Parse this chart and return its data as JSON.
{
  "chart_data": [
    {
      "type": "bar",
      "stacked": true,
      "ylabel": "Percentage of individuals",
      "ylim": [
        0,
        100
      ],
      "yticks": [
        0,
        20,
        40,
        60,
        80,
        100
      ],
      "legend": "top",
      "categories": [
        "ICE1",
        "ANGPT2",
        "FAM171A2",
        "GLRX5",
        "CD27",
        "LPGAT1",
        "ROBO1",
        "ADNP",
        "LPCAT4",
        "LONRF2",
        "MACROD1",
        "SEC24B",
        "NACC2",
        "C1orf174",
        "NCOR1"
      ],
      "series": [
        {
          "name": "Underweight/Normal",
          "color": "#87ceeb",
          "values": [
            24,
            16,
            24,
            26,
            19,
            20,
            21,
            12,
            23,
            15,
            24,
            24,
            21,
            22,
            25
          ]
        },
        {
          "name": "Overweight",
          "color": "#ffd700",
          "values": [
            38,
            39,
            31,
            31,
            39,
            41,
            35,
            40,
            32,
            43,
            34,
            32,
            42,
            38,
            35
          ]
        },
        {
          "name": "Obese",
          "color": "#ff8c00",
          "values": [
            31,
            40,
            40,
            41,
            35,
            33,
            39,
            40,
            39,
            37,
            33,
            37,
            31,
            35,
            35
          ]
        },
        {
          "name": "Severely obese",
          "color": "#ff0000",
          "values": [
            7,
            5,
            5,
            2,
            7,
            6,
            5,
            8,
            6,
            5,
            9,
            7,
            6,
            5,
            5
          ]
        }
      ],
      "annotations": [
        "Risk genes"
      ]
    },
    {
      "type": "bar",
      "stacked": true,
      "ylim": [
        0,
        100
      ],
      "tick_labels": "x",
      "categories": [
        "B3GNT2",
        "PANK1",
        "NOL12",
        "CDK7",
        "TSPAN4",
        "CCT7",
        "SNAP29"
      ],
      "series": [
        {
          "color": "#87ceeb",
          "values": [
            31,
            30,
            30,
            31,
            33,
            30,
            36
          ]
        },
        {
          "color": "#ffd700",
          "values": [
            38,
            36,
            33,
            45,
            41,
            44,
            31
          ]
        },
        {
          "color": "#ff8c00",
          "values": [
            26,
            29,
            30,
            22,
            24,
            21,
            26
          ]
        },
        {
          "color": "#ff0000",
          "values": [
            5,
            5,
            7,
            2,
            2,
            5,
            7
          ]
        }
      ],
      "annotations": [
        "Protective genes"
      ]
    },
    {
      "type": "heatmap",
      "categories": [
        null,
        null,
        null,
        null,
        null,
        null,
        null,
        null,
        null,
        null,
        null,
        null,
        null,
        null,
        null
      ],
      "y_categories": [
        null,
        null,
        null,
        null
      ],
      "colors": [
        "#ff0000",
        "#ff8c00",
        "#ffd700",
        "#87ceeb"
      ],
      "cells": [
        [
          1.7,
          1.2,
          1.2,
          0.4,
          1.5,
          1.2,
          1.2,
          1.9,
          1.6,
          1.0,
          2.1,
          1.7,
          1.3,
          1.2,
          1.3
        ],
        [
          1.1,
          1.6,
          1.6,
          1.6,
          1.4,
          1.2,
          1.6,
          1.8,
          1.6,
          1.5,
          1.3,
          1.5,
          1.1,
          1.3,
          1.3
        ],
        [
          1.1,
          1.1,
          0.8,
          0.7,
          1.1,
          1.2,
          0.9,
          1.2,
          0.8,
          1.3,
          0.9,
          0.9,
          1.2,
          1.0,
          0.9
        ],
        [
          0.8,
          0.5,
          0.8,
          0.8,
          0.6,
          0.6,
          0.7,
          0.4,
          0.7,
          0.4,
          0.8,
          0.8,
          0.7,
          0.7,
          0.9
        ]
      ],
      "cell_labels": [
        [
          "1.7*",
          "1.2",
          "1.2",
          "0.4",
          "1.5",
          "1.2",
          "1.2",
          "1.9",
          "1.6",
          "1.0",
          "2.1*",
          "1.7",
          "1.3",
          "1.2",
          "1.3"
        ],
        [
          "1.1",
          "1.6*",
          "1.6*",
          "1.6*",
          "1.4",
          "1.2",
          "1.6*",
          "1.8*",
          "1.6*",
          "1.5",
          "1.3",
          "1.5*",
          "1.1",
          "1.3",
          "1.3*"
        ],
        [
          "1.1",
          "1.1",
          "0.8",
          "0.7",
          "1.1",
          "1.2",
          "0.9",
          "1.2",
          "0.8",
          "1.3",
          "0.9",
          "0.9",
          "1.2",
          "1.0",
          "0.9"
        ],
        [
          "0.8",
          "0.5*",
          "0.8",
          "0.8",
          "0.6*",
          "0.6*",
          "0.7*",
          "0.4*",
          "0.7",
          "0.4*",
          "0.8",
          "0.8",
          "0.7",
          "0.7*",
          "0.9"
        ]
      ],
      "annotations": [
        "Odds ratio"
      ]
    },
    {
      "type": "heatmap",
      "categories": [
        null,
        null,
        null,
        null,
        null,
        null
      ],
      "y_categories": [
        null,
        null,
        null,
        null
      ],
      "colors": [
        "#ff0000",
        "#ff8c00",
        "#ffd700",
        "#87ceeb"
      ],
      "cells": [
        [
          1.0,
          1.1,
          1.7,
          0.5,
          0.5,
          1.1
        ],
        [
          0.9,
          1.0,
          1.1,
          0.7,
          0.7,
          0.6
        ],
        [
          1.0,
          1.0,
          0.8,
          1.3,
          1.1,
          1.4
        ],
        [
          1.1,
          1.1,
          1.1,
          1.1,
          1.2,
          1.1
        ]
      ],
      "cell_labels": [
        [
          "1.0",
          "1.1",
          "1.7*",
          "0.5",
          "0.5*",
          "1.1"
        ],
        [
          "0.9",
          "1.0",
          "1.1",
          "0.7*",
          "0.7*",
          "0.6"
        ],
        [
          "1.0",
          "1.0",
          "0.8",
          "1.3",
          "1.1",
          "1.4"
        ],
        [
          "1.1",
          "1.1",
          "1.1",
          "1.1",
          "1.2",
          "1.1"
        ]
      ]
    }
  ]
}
........
*EXERCISE BRIEF*
Would you please copy every line in the data that contains the word "name"?

*WRITTEN SOLUTION*
          "name": "Underweight/Normal",
          "name": "Overweight",
          "name": "Obese",
          "name": "Severely obese",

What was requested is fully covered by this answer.